• [TASK INSTRUCTIONS]: Scan the lines below; pull out those with "glass".

Items listed in a dataset
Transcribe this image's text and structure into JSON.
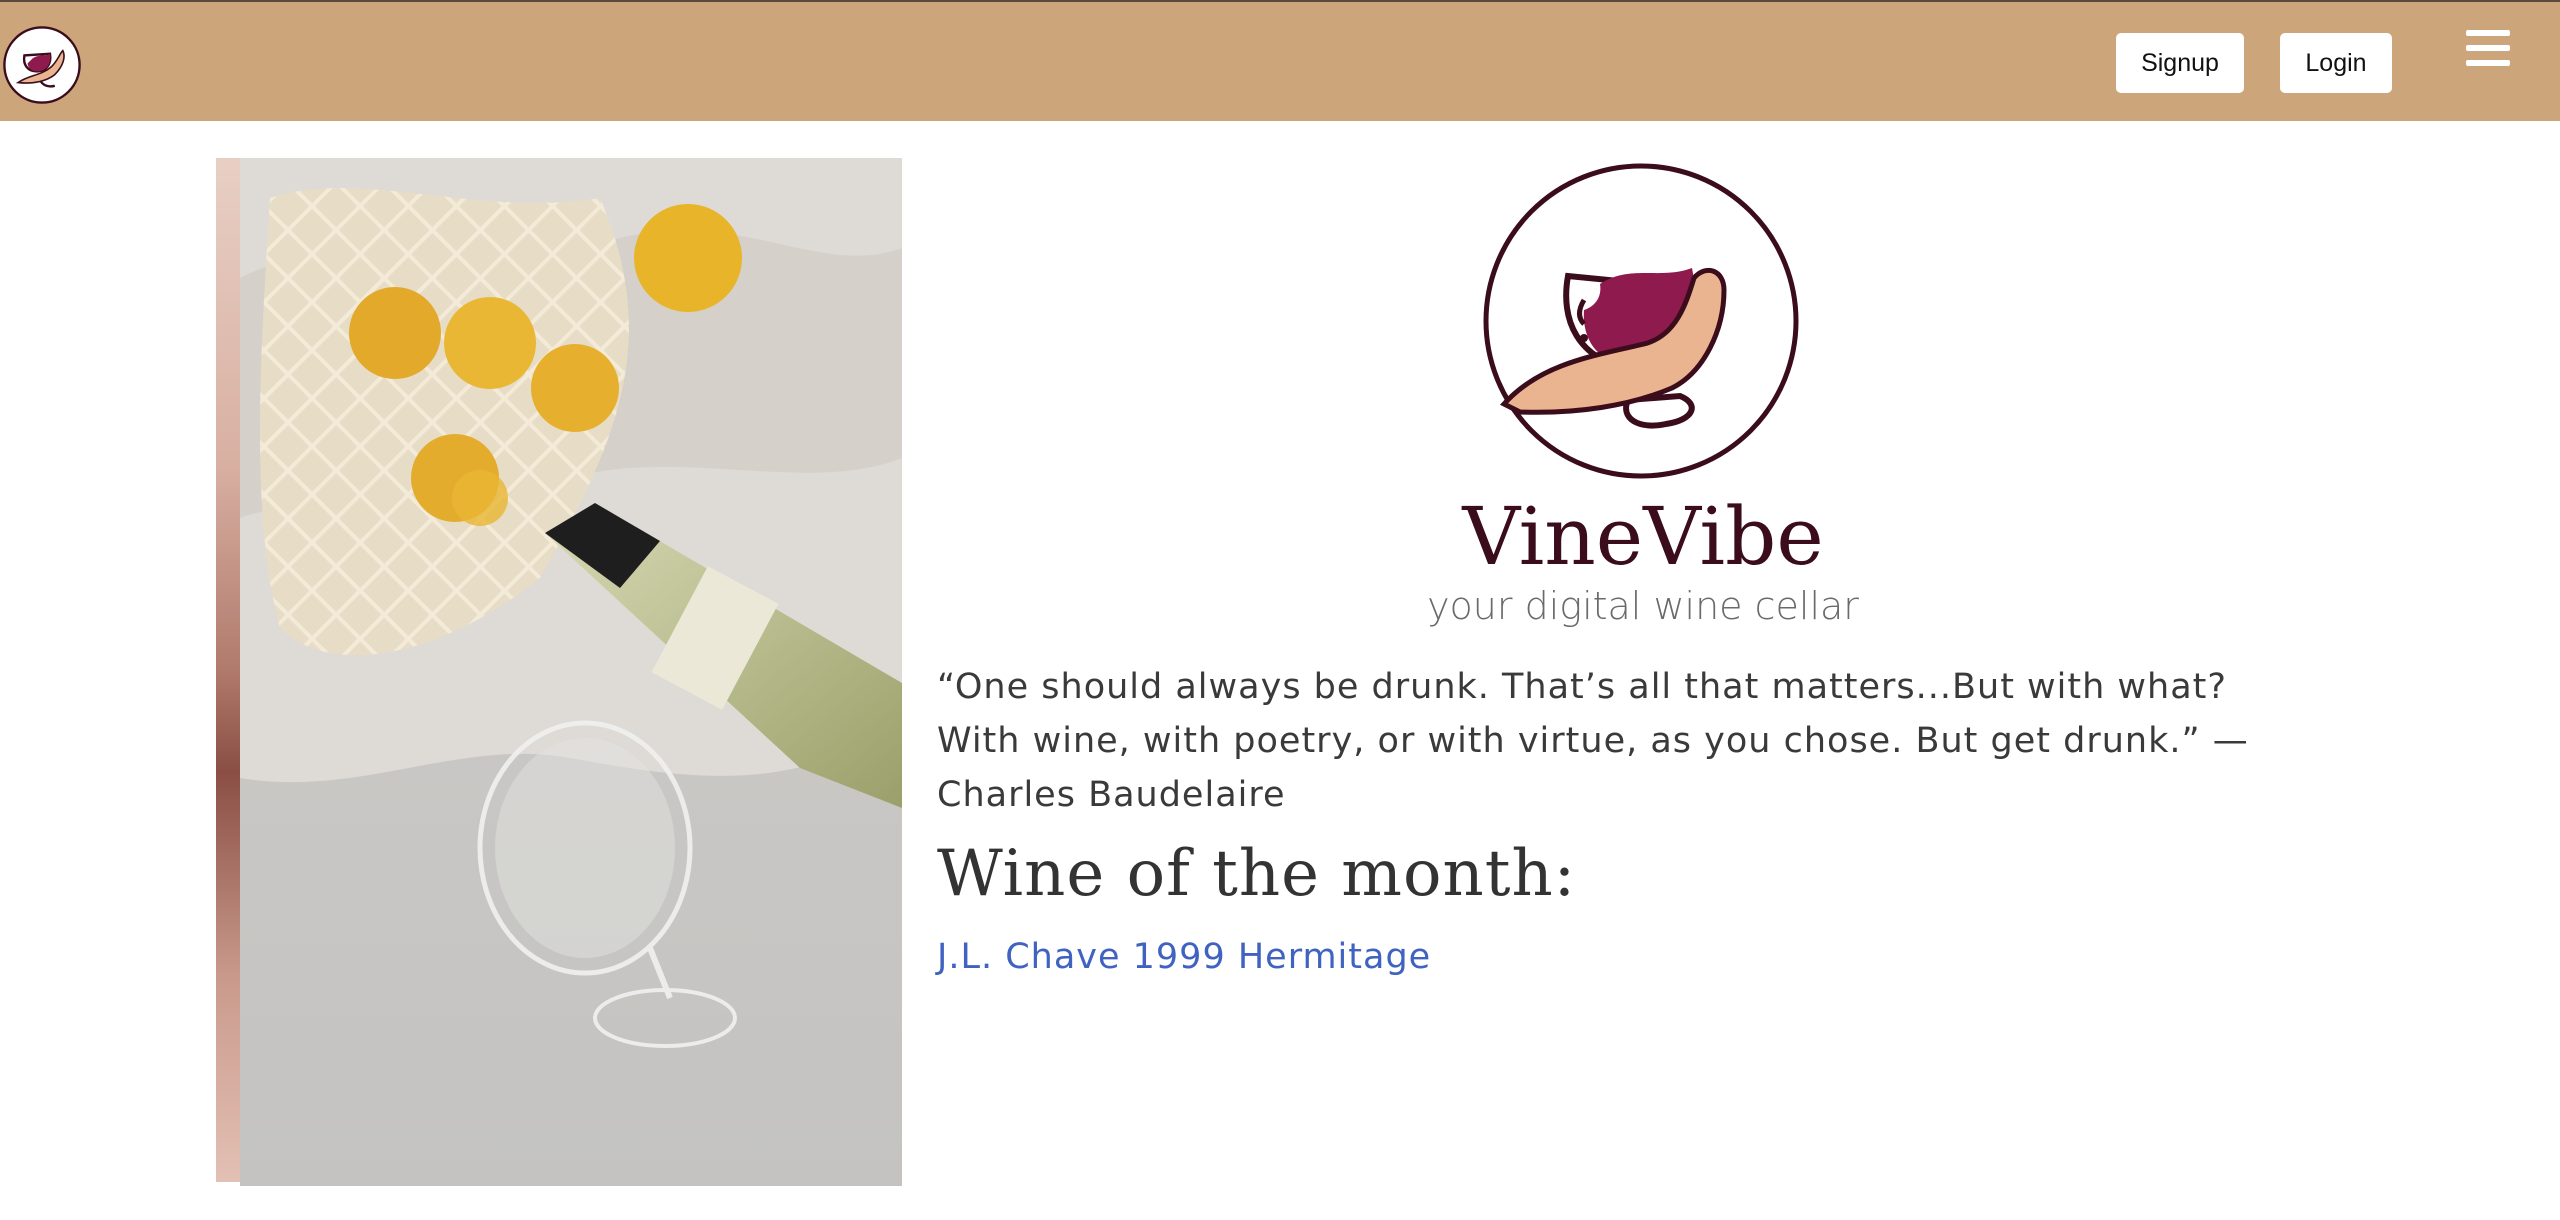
{
  "nav": {
    "signup_label": "Signup",
    "login_label": "Login",
    "menu_icon": "hamburger-menu-icon",
    "logo_icon": "wine-glass-hand-logo"
  },
  "hero": {
    "brand_name": "VineVibe",
    "tagline": "your digital wine cellar",
    "quote": "“One should always be drunk. That’s all that matters...But with what? With wine, with poetry, or with virtue, as you chose. But get drunk.” — Charles Baudelaire",
    "wine_of_month_heading": "Wine of the month:",
    "wine_of_month_link": "J.L. Chave 1999 Hermitage"
  },
  "colors": {
    "navbar": "#cda57b",
    "brand": "#3b0d1c",
    "wine": "#8e1a4e",
    "hand": "#e9b48f",
    "link": "#4062c0"
  },
  "carousel": {
    "image": "photo: lemons in mesh bag, white wine bottle and glass on linen"
  }
}
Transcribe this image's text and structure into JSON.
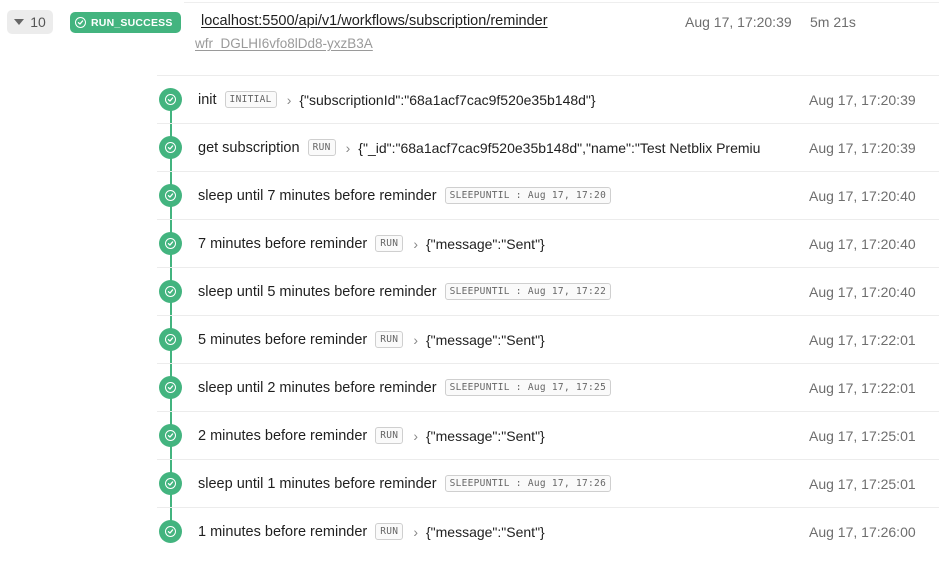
{
  "run": {
    "count": "10",
    "status": "RUN_SUCCESS",
    "url": "localhost:5500/api/v1/workflows/subscription/reminder",
    "id": "wfr_DGLHI6vfo8lDd8-yxzB3A",
    "time": "Aug 17, 17:20:39",
    "duration": "5m 21s"
  },
  "colors": {
    "success": "#43b47f",
    "muted": "#6e6e6e"
  },
  "steps": [
    {
      "name": "init",
      "type": "INITIAL",
      "output": "{\"subscriptionId\":\"68a1acf7cac9f520e35b148d\"}",
      "time": "Aug 17, 17:20:39"
    },
    {
      "name": "get subscription",
      "type": "RUN",
      "output": "{\"_id\":\"68a1acf7cac9f520e35b148d\",\"name\":\"Test Netblix Premiu",
      "time": "Aug 17, 17:20:39"
    },
    {
      "name": "sleep until 7 minutes before reminder",
      "type": "SLEEPUNTIL : Aug 17, 17:20",
      "output": "",
      "time": "Aug 17, 17:20:40"
    },
    {
      "name": "7 minutes before reminder",
      "type": "RUN",
      "output": "{\"message\":\"Sent\"}",
      "time": "Aug 17, 17:20:40"
    },
    {
      "name": "sleep until 5 minutes before reminder",
      "type": "SLEEPUNTIL : Aug 17, 17:22",
      "output": "",
      "time": "Aug 17, 17:20:40"
    },
    {
      "name": "5 minutes before reminder",
      "type": "RUN",
      "output": "{\"message\":\"Sent\"}",
      "time": "Aug 17, 17:22:01"
    },
    {
      "name": "sleep until 2 minutes before reminder",
      "type": "SLEEPUNTIL : Aug 17, 17:25",
      "output": "",
      "time": "Aug 17, 17:22:01"
    },
    {
      "name": "2 minutes before reminder",
      "type": "RUN",
      "output": "{\"message\":\"Sent\"}",
      "time": "Aug 17, 17:25:01"
    },
    {
      "name": "sleep until 1 minutes before reminder",
      "type": "SLEEPUNTIL : Aug 17, 17:26",
      "output": "",
      "time": "Aug 17, 17:25:01"
    },
    {
      "name": "1 minutes before reminder",
      "type": "RUN",
      "output": "{\"message\":\"Sent\"}",
      "time": "Aug 17, 17:26:00"
    }
  ]
}
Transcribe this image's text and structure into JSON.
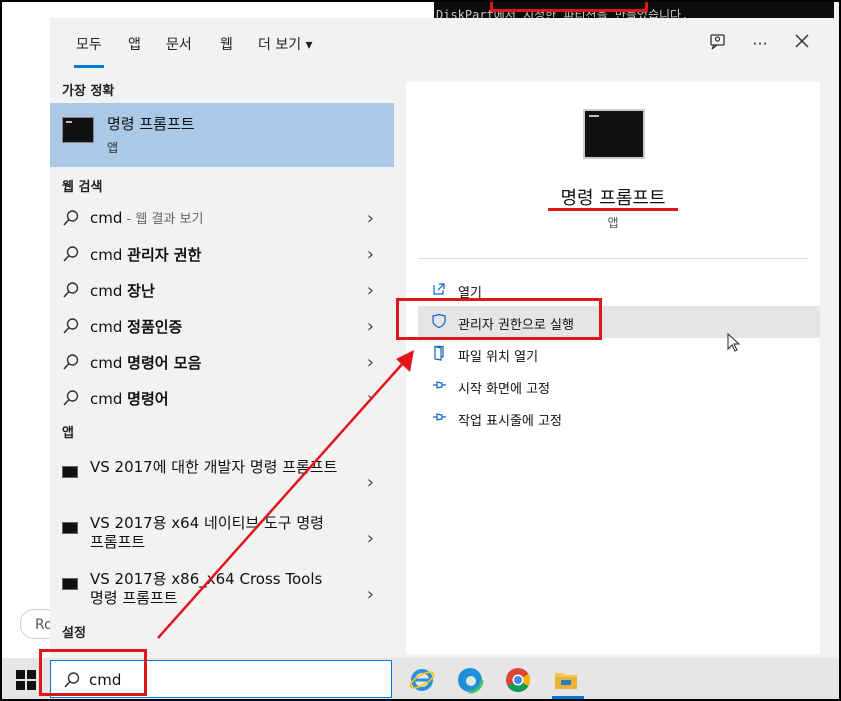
{
  "background": {
    "console_text": "DiskPart에서 지정한 파티션을 만들었습니다.",
    "chip_text": "Ro"
  },
  "tabs": [
    {
      "label": "모두",
      "active": true
    },
    {
      "label": "앱"
    },
    {
      "label": "문서"
    },
    {
      "label": "웹"
    },
    {
      "label": "더 보기 ▾"
    }
  ],
  "header_icons": [
    "feedback-icon",
    "more-options-icon",
    "close-icon"
  ],
  "left": {
    "best_match_heading": "가장 정확",
    "best_match": {
      "title": "명령 프롬프트",
      "subtitle": "앱"
    },
    "web_heading": "웹 검색",
    "web_results": [
      {
        "prefix": "cmd",
        "bold": "",
        "dim": " - 웹 결과 보기"
      },
      {
        "prefix": "cmd ",
        "bold": "관리자 권한",
        "dim": ""
      },
      {
        "prefix": "cmd ",
        "bold": "장난",
        "dim": ""
      },
      {
        "prefix": "cmd ",
        "bold": "정품인증",
        "dim": ""
      },
      {
        "prefix": "cmd ",
        "bold": "명령어 모음",
        "dim": ""
      },
      {
        "prefix": "cmd ",
        "bold": "명령어",
        "dim": ""
      }
    ],
    "apps_heading": "앱",
    "apps": [
      "VS 2017에 대한 개발자 명령 프롬프트",
      "VS 2017용 x64 네이티브 도구 명령 프롬프트",
      "VS 2017용 x86_x64 Cross Tools 명령 프롬프트"
    ],
    "settings_heading": "설정"
  },
  "right": {
    "title": "명령 프롬프트",
    "subtitle": "앱",
    "actions": [
      {
        "label": "열기",
        "icon": "open-icon"
      },
      {
        "label": "관리자 권한으로 실행",
        "icon": "shield-icon",
        "highlighted": true
      },
      {
        "label": "파일 위치 열기",
        "icon": "folder-icon"
      },
      {
        "label": "시작 화면에 고정",
        "icon": "pin-icon"
      },
      {
        "label": "작업 표시줄에 고정",
        "icon": "pin-icon"
      }
    ]
  },
  "taskbar": {
    "search_value": "cmd",
    "apps": [
      "internet-explorer-icon",
      "edge-icon",
      "chrome-icon",
      "file-explorer-icon"
    ]
  },
  "colors": {
    "accent": "#0078d4",
    "annotation_red": "#e0161b",
    "selected_bg": "#a9c9e6"
  }
}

• [RESULT FOR THIS EXERCISE]:
    "logo_icon": "wine-glass-hand-logo"
    "image": "photo: lemons in mesh bag, white wine bottle and glass on linen"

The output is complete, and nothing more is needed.